● THE PROBLEM
Go through the records and show each line where the word "JSON" occurs.
## start INPUT
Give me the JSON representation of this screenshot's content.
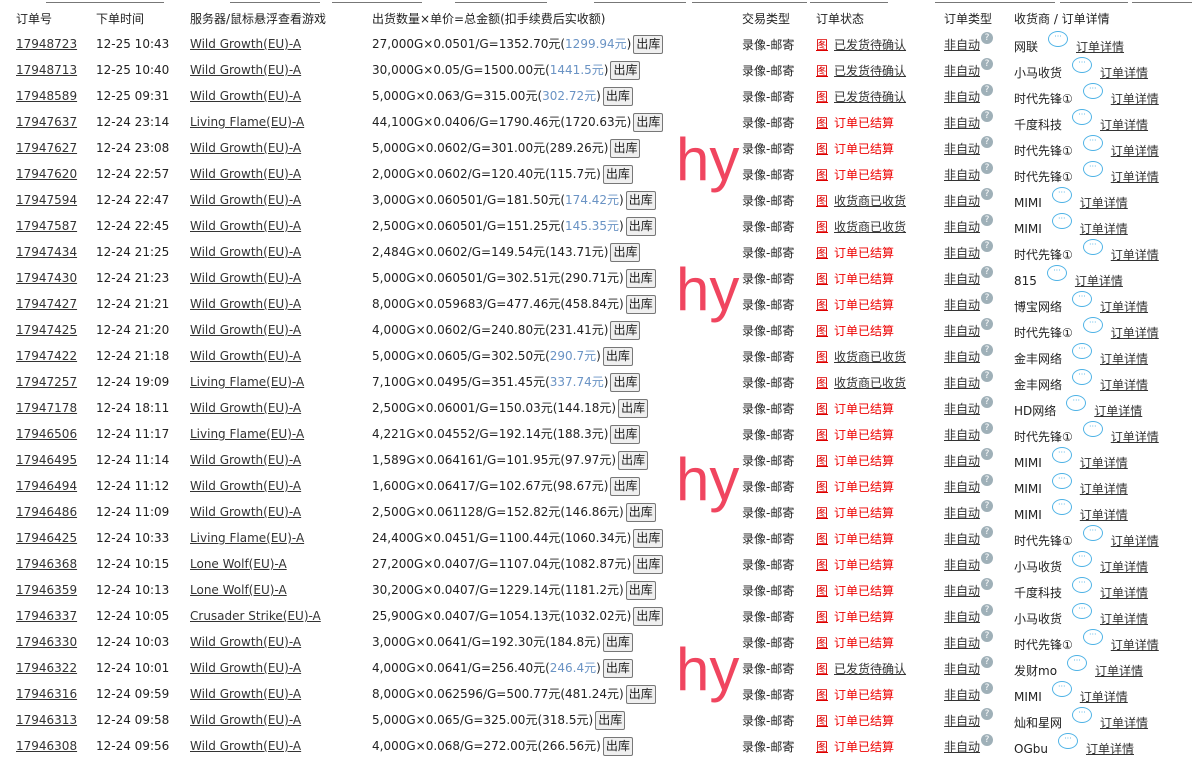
{
  "headers": [
    "订单号",
    "下单时间",
    "服务器/鼠标悬浮查看游戏",
    "出货数量×单价=总金额(扣手续费后实收额)",
    "交易类型",
    "订单状态",
    "订单类型",
    "收货商 / 订单详情"
  ],
  "labels": {
    "ship_button": "出库",
    "trade_type": "录像-邮寄",
    "status_icon": "图",
    "order_type": "非自动",
    "help": "?",
    "detail": "订单详情",
    "bubble": "···"
  },
  "colors": {
    "net_pending": "#6a93c4",
    "settled": "#e00000",
    "watermark": "#f0455f",
    "chat": "#4fb3e6"
  },
  "watermarks": [
    "hy",
    "hy",
    "hy",
    "hy"
  ],
  "rows": [
    {
      "id": "17948723",
      "time": "12-25 10:43",
      "server": "Wild Growth(EU)-A",
      "amount": "27,000G×0.0501/G=1352.70元",
      "net": "1299.94元",
      "net_blue": true,
      "status": "已发货待确认",
      "status_kind": "link",
      "receiver": "网联"
    },
    {
      "id": "17948713",
      "time": "12-25 10:40",
      "server": "Wild Growth(EU)-A",
      "amount": "30,000G×0.05/G=1500.00元",
      "net": "1441.5元",
      "net_blue": true,
      "status": "已发货待确认",
      "status_kind": "link",
      "receiver": "小马收货"
    },
    {
      "id": "17948589",
      "time": "12-25 09:31",
      "server": "Wild Growth(EU)-A",
      "amount": "5,000G×0.063/G=315.00元",
      "net": "302.72元",
      "net_blue": true,
      "status": "已发货待确认",
      "status_kind": "link",
      "receiver": "时代先锋①"
    },
    {
      "id": "17947637",
      "time": "12-24 23:14",
      "server": "Living Flame(EU)-A",
      "amount": "44,100G×0.0406/G=1790.46元",
      "net": "1720.63元",
      "net_blue": false,
      "status": "订单已结算",
      "status_kind": "settled",
      "receiver": "千度科技"
    },
    {
      "id": "17947627",
      "time": "12-24 23:08",
      "server": "Wild Growth(EU)-A",
      "amount": "5,000G×0.0602/G=301.00元",
      "net": "289.26元",
      "net_blue": false,
      "status": "订单已结算",
      "status_kind": "settled",
      "receiver": "时代先锋①"
    },
    {
      "id": "17947620",
      "time": "12-24 22:57",
      "server": "Wild Growth(EU)-A",
      "amount": "2,000G×0.0602/G=120.40元",
      "net": "115.7元",
      "net_blue": false,
      "status": "订单已结算",
      "status_kind": "settled",
      "receiver": "时代先锋①"
    },
    {
      "id": "17947594",
      "time": "12-24 22:47",
      "server": "Wild Growth(EU)-A",
      "amount": "3,000G×0.060501/G=181.50元",
      "net": "174.42元",
      "net_blue": true,
      "status": "收货商已收货",
      "status_kind": "link",
      "receiver": "MIMI"
    },
    {
      "id": "17947587",
      "time": "12-24 22:45",
      "server": "Wild Growth(EU)-A",
      "amount": "2,500G×0.060501/G=151.25元",
      "net": "145.35元",
      "net_blue": true,
      "status": "收货商已收货",
      "status_kind": "link",
      "receiver": "MIMI"
    },
    {
      "id": "17947434",
      "time": "12-24 21:25",
      "server": "Wild Growth(EU)-A",
      "amount": "2,484G×0.0602/G=149.54元",
      "net": "143.71元",
      "net_blue": false,
      "status": "订单已结算",
      "status_kind": "settled",
      "receiver": "时代先锋①"
    },
    {
      "id": "17947430",
      "time": "12-24 21:23",
      "server": "Wild Growth(EU)-A",
      "amount": "5,000G×0.060501/G=302.51元",
      "net": "290.71元",
      "net_blue": false,
      "status": "订单已结算",
      "status_kind": "settled",
      "receiver": "815"
    },
    {
      "id": "17947427",
      "time": "12-24 21:21",
      "server": "Wild Growth(EU)-A",
      "amount": "8,000G×0.059683/G=477.46元",
      "net": "458.84元",
      "net_blue": false,
      "status": "订单已结算",
      "status_kind": "settled",
      "receiver": "博宝网络"
    },
    {
      "id": "17947425",
      "time": "12-24 21:20",
      "server": "Wild Growth(EU)-A",
      "amount": "4,000G×0.0602/G=240.80元",
      "net": "231.41元",
      "net_blue": false,
      "status": "订单已结算",
      "status_kind": "settled",
      "receiver": "时代先锋①"
    },
    {
      "id": "17947422",
      "time": "12-24 21:18",
      "server": "Wild Growth(EU)-A",
      "amount": "5,000G×0.0605/G=302.50元",
      "net": "290.7元",
      "net_blue": true,
      "status": "收货商已收货",
      "status_kind": "link",
      "receiver": "金丰网络"
    },
    {
      "id": "17947257",
      "time": "12-24 19:09",
      "server": "Living Flame(EU)-A",
      "amount": "7,100G×0.0495/G=351.45元",
      "net": "337.74元",
      "net_blue": true,
      "status": "收货商已收货",
      "status_kind": "link",
      "receiver": "金丰网络"
    },
    {
      "id": "17947178",
      "time": "12-24 18:11",
      "server": "Wild Growth(EU)-A",
      "amount": "2,500G×0.06001/G=150.03元",
      "net": "144.18元",
      "net_blue": false,
      "status": "订单已结算",
      "status_kind": "settled",
      "receiver": "HD网络"
    },
    {
      "id": "17946506",
      "time": "12-24 11:17",
      "server": "Living Flame(EU)-A",
      "amount": "4,221G×0.04552/G=192.14元",
      "net": "188.3元",
      "net_blue": false,
      "status": "订单已结算",
      "status_kind": "settled",
      "receiver": "时代先锋①"
    },
    {
      "id": "17946495",
      "time": "12-24 11:14",
      "server": "Wild Growth(EU)-A",
      "amount": "1,589G×0.064161/G=101.95元",
      "net": "97.97元",
      "net_blue": false,
      "status": "订单已结算",
      "status_kind": "settled",
      "receiver": "MIMI"
    },
    {
      "id": "17946494",
      "time": "12-24 11:12",
      "server": "Wild Growth(EU)-A",
      "amount": "1,600G×0.06417/G=102.67元",
      "net": "98.67元",
      "net_blue": false,
      "status": "订单已结算",
      "status_kind": "settled",
      "receiver": "MIMI"
    },
    {
      "id": "17946486",
      "time": "12-24 11:09",
      "server": "Wild Growth(EU)-A",
      "amount": "2,500G×0.061128/G=152.82元",
      "net": "146.86元",
      "net_blue": false,
      "status": "订单已结算",
      "status_kind": "settled",
      "receiver": "MIMI"
    },
    {
      "id": "17946425",
      "time": "12-24 10:33",
      "server": "Living Flame(EU)-A",
      "amount": "24,400G×0.0451/G=1100.44元",
      "net": "1060.34元",
      "net_blue": false,
      "status": "订单已结算",
      "status_kind": "settled",
      "receiver": "时代先锋①"
    },
    {
      "id": "17946368",
      "time": "12-24 10:15",
      "server": "Lone Wolf(EU)-A",
      "amount": "27,200G×0.0407/G=1107.04元",
      "net": "1082.87元",
      "net_blue": false,
      "status": "订单已结算",
      "status_kind": "settled",
      "receiver": "小马收货"
    },
    {
      "id": "17946359",
      "time": "12-24 10:13",
      "server": "Lone Wolf(EU)-A",
      "amount": "30,200G×0.0407/G=1229.14元",
      "net": "1181.2元",
      "net_blue": false,
      "status": "订单已结算",
      "status_kind": "settled",
      "receiver": "千度科技"
    },
    {
      "id": "17946337",
      "time": "12-24 10:05",
      "server": "Crusader Strike(EU)-A",
      "amount": "25,900G×0.0407/G=1054.13元",
      "net": "1032.02元",
      "net_blue": false,
      "status": "订单已结算",
      "status_kind": "settled",
      "receiver": "小马收货"
    },
    {
      "id": "17946330",
      "time": "12-24 10:03",
      "server": "Wild Growth(EU)-A",
      "amount": "3,000G×0.0641/G=192.30元",
      "net": "184.8元",
      "net_blue": false,
      "status": "订单已结算",
      "status_kind": "settled",
      "receiver": "时代先锋①"
    },
    {
      "id": "17946322",
      "time": "12-24 10:01",
      "server": "Wild Growth(EU)-A",
      "amount": "4,000G×0.0641/G=256.40元",
      "net": "246.4元",
      "net_blue": true,
      "status": "已发货待确认",
      "status_kind": "link",
      "receiver": "发财mo"
    },
    {
      "id": "17946316",
      "time": "12-24 09:59",
      "server": "Wild Growth(EU)-A",
      "amount": "8,000G×0.062596/G=500.77元",
      "net": "481.24元",
      "net_blue": false,
      "status": "订单已结算",
      "status_kind": "settled",
      "receiver": "MIMI"
    },
    {
      "id": "17946313",
      "time": "12-24 09:58",
      "server": "Wild Growth(EU)-A",
      "amount": "5,000G×0.065/G=325.00元",
      "net": "318.5元",
      "net_blue": false,
      "status": "订单已结算",
      "status_kind": "settled",
      "receiver": "灿和星网"
    },
    {
      "id": "17946308",
      "time": "12-24 09:56",
      "server": "Wild Growth(EU)-A",
      "amount": "4,000G×0.068/G=272.00元",
      "net": "266.56元",
      "net_blue": false,
      "status": "订单已结算",
      "status_kind": "settled",
      "receiver": "OGbu"
    }
  ]
}
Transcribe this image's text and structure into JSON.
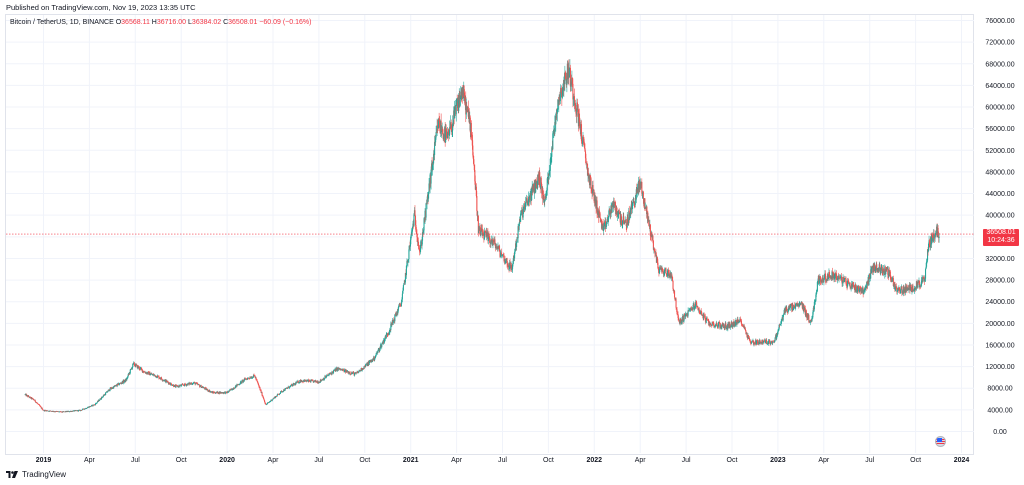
## end INPUT
● RESULT
Give me the JSON representation of this screenshot's content.
Transcribe this image's text and structure into JSON.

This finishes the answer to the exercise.